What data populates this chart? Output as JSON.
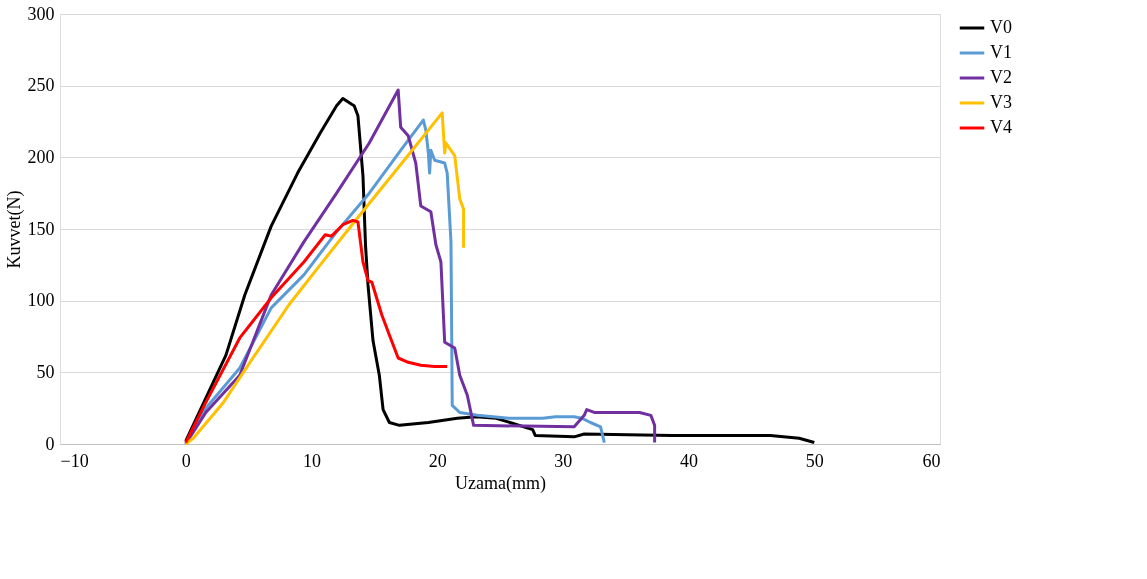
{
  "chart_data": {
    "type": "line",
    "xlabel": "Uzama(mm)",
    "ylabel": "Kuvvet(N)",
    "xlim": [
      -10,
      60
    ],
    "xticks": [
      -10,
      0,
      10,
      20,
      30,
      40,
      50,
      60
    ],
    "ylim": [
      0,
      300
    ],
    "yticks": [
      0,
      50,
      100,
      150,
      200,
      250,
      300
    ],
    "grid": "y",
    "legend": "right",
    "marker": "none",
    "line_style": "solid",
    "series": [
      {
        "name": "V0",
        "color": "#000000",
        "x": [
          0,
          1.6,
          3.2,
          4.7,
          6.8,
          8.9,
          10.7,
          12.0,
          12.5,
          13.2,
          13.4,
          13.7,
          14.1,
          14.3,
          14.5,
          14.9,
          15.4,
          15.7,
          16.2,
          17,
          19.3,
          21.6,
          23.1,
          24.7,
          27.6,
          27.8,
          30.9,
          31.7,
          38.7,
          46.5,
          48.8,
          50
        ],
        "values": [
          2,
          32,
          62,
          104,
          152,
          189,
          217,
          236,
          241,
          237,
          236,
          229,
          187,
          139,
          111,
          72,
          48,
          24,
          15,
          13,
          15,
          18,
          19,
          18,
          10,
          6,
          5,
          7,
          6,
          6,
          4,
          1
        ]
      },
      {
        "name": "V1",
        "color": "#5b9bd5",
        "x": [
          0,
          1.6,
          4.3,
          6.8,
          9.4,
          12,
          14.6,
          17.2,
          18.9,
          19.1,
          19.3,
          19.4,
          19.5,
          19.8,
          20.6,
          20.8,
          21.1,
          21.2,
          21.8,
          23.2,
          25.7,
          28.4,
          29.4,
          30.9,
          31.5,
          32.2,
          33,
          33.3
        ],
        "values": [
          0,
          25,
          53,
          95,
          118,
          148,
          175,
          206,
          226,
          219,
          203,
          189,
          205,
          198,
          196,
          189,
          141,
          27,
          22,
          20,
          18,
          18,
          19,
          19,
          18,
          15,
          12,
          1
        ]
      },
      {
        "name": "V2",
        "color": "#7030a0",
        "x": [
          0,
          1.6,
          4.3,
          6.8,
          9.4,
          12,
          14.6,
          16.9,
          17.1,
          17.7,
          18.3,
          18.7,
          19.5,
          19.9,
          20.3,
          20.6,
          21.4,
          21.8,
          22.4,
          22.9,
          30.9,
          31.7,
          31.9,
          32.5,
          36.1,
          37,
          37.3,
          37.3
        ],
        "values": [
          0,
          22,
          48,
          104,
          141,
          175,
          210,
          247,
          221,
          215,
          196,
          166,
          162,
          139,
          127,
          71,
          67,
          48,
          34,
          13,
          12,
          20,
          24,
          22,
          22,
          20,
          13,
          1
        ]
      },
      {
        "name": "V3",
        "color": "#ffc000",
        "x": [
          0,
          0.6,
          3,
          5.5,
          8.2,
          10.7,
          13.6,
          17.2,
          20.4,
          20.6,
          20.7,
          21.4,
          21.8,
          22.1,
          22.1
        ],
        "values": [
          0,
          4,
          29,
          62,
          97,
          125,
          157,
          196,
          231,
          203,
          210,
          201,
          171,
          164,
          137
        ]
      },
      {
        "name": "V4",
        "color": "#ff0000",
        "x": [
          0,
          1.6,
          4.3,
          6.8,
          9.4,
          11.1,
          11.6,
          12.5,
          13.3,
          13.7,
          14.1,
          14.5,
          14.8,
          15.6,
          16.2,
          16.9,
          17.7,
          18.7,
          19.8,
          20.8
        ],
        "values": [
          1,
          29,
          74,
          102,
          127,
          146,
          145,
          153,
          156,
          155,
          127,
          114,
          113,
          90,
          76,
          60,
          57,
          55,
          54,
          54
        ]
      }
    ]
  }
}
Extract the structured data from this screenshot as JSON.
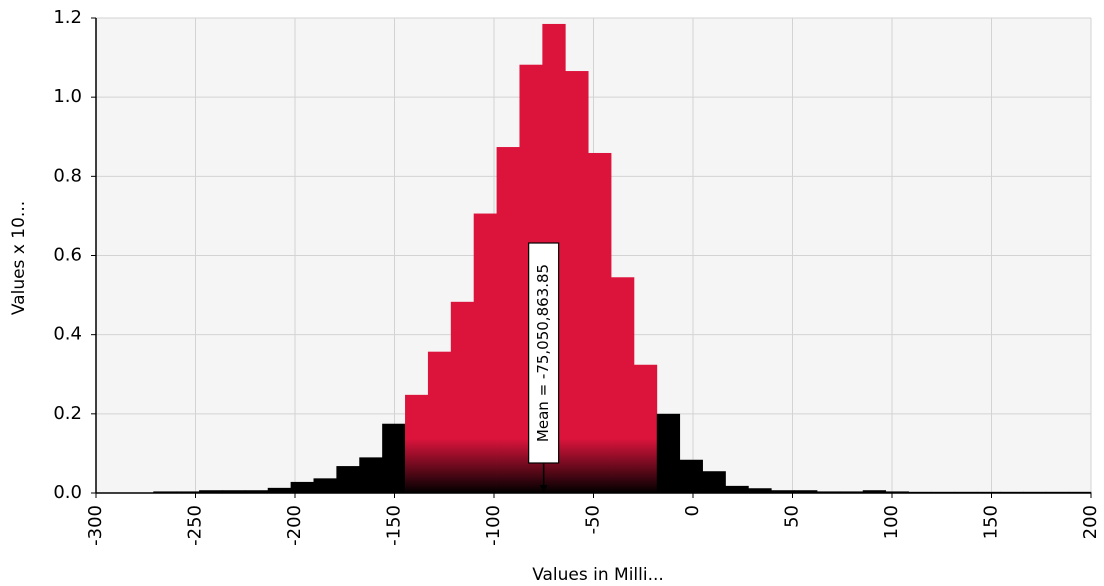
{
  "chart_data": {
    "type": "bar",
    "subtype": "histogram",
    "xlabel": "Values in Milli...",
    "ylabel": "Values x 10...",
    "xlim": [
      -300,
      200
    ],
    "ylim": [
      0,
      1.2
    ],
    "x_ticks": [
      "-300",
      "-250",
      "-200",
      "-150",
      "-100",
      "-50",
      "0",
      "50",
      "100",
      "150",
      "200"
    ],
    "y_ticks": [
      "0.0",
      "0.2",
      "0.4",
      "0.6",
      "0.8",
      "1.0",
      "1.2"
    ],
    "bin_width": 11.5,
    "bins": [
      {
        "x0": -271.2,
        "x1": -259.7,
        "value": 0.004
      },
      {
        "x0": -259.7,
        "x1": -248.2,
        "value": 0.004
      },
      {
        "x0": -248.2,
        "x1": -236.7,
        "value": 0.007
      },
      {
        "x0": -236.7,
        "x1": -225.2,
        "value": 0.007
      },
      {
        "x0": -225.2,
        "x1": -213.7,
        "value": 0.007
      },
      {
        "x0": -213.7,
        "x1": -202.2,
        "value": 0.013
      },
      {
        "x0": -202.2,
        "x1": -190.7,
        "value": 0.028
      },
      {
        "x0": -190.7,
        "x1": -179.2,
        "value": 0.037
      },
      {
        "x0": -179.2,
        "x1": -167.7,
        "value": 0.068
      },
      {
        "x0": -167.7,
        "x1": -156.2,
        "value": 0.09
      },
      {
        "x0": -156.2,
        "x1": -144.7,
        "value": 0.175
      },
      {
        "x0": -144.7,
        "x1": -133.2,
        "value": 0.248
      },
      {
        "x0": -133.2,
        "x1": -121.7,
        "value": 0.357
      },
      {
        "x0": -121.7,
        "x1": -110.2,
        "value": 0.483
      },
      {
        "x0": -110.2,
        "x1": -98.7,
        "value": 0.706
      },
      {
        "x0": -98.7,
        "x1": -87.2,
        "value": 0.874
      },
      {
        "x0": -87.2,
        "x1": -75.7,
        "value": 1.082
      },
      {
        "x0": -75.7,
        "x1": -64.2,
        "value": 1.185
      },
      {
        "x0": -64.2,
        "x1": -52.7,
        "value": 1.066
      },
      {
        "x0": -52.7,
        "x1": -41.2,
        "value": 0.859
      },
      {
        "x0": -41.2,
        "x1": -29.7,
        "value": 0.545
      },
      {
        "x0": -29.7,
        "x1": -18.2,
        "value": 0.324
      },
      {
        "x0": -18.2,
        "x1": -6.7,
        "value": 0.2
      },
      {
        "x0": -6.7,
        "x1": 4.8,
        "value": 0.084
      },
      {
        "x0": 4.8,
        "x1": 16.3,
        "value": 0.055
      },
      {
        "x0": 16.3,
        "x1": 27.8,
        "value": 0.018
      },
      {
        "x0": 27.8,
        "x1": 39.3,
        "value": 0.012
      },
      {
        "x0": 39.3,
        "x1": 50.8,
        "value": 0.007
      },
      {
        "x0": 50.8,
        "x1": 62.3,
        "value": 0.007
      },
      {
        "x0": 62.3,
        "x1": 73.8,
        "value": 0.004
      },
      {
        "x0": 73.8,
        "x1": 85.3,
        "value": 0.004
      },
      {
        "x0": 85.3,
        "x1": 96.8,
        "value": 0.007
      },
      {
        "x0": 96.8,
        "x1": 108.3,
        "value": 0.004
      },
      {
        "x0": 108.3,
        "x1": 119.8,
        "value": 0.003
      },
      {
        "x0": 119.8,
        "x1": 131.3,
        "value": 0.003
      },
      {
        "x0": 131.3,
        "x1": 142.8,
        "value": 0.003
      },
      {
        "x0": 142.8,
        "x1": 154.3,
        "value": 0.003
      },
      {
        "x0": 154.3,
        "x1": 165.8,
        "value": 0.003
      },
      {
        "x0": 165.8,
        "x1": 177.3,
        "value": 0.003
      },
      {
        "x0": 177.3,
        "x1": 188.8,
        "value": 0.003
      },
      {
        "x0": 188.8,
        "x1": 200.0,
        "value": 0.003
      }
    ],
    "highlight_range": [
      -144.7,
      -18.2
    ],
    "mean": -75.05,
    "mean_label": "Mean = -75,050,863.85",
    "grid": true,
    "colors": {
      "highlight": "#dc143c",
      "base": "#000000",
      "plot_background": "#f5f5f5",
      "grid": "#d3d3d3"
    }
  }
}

--

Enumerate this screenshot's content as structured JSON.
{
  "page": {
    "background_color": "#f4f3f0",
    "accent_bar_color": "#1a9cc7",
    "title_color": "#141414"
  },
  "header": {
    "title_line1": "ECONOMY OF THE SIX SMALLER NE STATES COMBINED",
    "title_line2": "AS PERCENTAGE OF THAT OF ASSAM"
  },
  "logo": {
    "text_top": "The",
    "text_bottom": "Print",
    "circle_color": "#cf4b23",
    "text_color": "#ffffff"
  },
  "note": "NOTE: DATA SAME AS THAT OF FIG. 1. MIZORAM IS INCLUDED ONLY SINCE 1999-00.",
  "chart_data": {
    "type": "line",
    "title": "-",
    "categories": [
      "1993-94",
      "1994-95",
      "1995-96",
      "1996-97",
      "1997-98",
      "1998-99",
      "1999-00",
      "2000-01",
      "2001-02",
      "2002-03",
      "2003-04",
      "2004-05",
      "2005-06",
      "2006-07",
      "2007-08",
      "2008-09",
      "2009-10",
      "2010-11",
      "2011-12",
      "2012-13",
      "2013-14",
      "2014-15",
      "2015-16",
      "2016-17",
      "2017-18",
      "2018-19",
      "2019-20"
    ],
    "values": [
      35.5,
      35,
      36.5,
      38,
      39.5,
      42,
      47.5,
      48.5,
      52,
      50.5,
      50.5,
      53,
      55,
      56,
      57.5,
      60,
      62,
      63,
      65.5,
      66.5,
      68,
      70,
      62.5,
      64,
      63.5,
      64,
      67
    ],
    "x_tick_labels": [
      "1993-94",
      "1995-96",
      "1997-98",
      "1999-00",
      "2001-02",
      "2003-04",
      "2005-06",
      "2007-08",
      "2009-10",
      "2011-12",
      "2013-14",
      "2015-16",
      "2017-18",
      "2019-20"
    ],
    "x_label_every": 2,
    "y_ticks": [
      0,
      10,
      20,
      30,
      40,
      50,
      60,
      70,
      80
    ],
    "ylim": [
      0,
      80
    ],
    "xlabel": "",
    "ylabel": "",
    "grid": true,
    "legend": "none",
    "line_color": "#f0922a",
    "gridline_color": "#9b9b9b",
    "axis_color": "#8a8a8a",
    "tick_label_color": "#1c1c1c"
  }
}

--

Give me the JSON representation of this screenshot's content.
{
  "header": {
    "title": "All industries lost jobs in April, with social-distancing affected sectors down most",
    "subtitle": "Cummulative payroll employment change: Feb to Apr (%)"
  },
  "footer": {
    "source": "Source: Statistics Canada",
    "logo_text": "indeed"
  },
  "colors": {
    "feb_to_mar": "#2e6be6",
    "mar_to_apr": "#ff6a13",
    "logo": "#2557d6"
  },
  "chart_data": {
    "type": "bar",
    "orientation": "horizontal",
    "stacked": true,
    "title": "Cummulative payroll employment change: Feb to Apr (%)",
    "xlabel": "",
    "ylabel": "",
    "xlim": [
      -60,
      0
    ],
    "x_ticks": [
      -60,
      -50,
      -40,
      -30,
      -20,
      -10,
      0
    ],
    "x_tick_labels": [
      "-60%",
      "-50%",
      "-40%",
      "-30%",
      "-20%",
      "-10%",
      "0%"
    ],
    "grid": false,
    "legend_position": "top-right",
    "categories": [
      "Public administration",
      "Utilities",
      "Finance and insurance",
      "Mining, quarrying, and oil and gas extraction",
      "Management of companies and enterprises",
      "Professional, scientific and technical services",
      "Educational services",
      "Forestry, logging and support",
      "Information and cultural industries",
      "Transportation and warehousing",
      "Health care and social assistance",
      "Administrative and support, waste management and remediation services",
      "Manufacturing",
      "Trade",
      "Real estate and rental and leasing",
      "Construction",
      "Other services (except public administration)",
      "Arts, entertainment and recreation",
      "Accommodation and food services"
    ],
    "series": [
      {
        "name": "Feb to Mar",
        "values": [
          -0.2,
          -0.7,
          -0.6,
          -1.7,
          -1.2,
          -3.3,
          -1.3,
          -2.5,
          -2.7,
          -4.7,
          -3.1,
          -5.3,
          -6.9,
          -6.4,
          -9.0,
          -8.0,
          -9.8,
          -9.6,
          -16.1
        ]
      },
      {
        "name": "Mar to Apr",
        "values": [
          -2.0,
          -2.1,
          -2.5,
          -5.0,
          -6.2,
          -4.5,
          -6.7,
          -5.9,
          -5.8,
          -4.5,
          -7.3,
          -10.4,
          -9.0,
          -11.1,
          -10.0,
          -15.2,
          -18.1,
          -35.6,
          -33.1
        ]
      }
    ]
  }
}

**Aim**
Check each line of the records for "employment" and copy the ones that contain it.

**Result of the exercise**
    "subtitle": "Cummulative payroll employment change: Feb to Apr (%)"
    "title": "Cummulative payroll employment change: Feb to Apr (%)",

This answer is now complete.